* [The request]: Every line below must be reproduced exactly. Copy them all.

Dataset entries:
▶
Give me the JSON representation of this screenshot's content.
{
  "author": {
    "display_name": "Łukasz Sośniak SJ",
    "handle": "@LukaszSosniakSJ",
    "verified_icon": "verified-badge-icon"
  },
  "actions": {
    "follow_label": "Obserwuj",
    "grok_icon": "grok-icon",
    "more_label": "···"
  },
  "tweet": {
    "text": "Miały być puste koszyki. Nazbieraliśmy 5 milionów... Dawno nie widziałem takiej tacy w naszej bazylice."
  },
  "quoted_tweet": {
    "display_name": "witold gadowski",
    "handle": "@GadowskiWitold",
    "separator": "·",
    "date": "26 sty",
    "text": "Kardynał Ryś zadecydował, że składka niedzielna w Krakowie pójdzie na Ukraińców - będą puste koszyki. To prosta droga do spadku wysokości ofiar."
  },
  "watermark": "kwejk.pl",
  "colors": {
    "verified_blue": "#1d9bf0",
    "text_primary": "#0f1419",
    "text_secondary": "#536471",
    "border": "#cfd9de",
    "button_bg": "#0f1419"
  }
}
◀
* [Answer to this exercise]:
Give me the JSON representation of this screenshot's content.
{
  "author": {
    "display_name": "Łukasz Sośniak SJ",
    "handle": "@LukaszSosniakSJ",
    "verified_icon": "verified-badge-icon"
  },
  "actions": {
    "follow_label": "Obserwuj",
    "grok_icon": "grok-icon",
    "more_label": "···"
  },
  "tweet": {
    "text": "Miały być puste koszyki. Nazbieraliśmy 5 milionów... Dawno nie widziałem takiej tacy w naszej bazylice."
  },
  "quoted_tweet": {
    "display_name": "witold gadowski",
    "handle": "@GadowskiWitold",
    "separator": "·",
    "date": "26 sty",
    "text": "Kardynał Ryś zadecydował, że składka niedzielna w Krakowie pójdzie na Ukraińców - będą puste koszyki. To prosta droga do spadku wysokości ofiar."
  },
  "watermark": "kwejk.pl",
  "colors": {
    "verified_blue": "#1d9bf0",
    "text_primary": "#0f1419",
    "text_secondary": "#536471",
    "border": "#cfd9de",
    "button_bg": "#0f1419"
  }
}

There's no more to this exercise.